Lines that include the word "Вооруженных" are the ones to copy.

Records from a data collection
========================

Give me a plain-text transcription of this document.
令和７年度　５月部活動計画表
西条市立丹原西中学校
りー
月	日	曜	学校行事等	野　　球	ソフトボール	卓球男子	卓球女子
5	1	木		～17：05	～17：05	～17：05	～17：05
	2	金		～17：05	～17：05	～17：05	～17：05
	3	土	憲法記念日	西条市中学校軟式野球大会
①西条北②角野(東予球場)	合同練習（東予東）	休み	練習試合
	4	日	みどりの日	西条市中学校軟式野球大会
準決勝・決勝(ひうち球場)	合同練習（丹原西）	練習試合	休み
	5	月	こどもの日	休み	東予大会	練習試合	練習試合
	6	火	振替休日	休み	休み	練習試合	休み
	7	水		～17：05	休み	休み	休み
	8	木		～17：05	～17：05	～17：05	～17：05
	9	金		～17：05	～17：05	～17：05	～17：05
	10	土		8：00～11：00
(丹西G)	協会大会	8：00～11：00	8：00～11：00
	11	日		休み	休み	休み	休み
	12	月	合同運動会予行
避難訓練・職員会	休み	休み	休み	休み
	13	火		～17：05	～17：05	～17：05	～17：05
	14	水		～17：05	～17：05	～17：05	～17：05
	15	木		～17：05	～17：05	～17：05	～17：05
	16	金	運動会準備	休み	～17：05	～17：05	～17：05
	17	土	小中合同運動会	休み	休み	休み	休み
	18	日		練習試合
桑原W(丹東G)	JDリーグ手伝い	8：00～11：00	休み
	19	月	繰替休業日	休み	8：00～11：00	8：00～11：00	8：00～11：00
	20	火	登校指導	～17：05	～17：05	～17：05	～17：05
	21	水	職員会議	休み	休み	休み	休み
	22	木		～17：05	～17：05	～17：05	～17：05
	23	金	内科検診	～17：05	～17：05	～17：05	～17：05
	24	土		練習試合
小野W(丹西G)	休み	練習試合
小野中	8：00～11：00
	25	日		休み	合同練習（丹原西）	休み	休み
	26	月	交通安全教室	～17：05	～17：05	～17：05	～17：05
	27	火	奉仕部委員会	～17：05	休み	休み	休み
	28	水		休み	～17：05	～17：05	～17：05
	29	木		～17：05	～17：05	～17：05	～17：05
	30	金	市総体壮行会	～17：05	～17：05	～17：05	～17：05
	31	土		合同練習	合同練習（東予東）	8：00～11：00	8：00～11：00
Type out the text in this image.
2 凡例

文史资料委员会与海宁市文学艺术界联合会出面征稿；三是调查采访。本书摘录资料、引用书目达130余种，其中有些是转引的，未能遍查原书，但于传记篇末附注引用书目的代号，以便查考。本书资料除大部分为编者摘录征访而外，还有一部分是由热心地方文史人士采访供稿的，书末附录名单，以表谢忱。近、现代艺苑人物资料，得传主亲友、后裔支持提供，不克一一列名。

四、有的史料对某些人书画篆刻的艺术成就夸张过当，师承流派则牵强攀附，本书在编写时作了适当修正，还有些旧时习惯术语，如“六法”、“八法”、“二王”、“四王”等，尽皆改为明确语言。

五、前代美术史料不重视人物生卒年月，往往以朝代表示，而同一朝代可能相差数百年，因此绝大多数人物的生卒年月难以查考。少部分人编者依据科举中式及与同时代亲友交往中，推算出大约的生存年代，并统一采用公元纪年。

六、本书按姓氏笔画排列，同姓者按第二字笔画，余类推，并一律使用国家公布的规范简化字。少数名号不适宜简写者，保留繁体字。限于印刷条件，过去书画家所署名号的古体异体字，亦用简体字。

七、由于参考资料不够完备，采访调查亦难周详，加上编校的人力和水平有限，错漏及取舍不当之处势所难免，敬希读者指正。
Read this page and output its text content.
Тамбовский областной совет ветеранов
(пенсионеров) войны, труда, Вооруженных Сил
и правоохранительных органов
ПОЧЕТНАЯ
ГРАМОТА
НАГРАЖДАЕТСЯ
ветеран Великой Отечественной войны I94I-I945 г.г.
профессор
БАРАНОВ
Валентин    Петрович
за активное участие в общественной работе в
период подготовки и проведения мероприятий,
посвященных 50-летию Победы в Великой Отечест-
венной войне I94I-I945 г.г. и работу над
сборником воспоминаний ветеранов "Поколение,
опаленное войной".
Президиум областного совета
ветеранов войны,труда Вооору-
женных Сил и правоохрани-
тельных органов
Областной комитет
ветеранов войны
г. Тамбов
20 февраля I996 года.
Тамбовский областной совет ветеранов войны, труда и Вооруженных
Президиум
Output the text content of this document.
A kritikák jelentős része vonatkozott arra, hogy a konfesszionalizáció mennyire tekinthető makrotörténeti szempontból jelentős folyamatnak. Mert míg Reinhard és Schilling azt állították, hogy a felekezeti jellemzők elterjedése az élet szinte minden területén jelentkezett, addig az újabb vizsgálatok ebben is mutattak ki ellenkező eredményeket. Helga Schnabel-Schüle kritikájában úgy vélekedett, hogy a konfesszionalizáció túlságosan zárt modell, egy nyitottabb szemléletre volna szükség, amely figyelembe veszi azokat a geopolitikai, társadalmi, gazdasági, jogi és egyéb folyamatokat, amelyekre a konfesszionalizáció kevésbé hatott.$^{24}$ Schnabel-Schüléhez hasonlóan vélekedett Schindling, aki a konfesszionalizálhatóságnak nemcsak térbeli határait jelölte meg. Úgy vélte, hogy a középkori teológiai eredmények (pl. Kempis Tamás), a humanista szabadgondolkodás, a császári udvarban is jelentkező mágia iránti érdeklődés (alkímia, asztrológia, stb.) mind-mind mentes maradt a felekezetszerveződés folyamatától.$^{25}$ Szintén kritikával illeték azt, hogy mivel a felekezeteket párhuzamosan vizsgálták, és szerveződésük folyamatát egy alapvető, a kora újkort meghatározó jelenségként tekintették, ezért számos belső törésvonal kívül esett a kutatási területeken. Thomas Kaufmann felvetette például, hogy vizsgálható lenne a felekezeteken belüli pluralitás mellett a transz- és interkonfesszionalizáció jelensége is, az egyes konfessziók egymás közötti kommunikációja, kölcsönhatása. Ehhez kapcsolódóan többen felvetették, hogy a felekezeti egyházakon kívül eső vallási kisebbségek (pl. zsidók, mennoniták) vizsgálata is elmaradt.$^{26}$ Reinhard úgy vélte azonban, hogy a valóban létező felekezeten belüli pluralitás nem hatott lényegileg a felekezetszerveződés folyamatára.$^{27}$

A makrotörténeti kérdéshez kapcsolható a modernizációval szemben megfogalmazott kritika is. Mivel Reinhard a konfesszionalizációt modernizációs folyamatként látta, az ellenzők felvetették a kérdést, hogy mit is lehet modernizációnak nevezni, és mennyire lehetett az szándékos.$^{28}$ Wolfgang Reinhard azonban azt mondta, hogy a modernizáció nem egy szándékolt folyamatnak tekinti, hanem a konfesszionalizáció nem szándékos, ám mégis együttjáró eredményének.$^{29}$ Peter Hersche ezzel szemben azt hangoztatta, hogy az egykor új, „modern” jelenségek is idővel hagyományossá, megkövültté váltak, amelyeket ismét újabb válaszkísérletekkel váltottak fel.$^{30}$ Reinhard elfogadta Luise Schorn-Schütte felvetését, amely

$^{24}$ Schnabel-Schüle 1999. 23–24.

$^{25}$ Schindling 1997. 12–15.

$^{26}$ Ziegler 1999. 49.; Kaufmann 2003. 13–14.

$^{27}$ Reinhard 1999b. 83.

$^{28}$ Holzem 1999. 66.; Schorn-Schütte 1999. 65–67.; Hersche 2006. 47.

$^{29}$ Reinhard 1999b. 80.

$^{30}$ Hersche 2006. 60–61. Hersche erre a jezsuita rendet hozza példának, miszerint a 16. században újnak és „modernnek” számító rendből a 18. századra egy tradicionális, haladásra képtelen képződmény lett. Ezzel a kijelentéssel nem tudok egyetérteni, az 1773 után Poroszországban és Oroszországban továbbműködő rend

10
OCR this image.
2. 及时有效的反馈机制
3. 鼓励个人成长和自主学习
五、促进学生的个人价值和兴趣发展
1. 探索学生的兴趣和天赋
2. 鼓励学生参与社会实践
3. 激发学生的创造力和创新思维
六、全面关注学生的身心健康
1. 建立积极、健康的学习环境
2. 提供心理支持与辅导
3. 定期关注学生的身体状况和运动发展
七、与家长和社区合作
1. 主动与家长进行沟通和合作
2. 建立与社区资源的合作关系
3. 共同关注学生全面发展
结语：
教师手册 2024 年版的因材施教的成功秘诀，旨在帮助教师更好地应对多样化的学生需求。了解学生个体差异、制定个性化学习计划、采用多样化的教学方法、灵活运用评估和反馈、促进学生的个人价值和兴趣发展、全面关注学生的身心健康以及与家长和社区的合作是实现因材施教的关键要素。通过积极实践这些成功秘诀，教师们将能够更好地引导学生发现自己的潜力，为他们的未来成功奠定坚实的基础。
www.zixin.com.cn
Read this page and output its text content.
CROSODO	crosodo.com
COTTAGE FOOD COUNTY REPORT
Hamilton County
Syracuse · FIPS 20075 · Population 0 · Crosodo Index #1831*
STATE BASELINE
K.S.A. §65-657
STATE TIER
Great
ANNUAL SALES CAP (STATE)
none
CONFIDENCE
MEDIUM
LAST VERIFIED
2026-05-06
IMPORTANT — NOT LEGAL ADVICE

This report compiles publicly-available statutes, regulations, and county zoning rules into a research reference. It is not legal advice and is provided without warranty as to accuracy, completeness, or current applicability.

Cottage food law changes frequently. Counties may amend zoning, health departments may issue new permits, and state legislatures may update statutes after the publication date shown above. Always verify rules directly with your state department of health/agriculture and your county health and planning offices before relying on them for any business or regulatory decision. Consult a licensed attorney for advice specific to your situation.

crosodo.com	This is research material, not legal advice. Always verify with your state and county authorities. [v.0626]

========================

EXERCISE ANSWER
(пенсионеров) войны, труда, Вооруженных Сил
Тамбовский областной совет ветеранов войны, труда и Вооруженных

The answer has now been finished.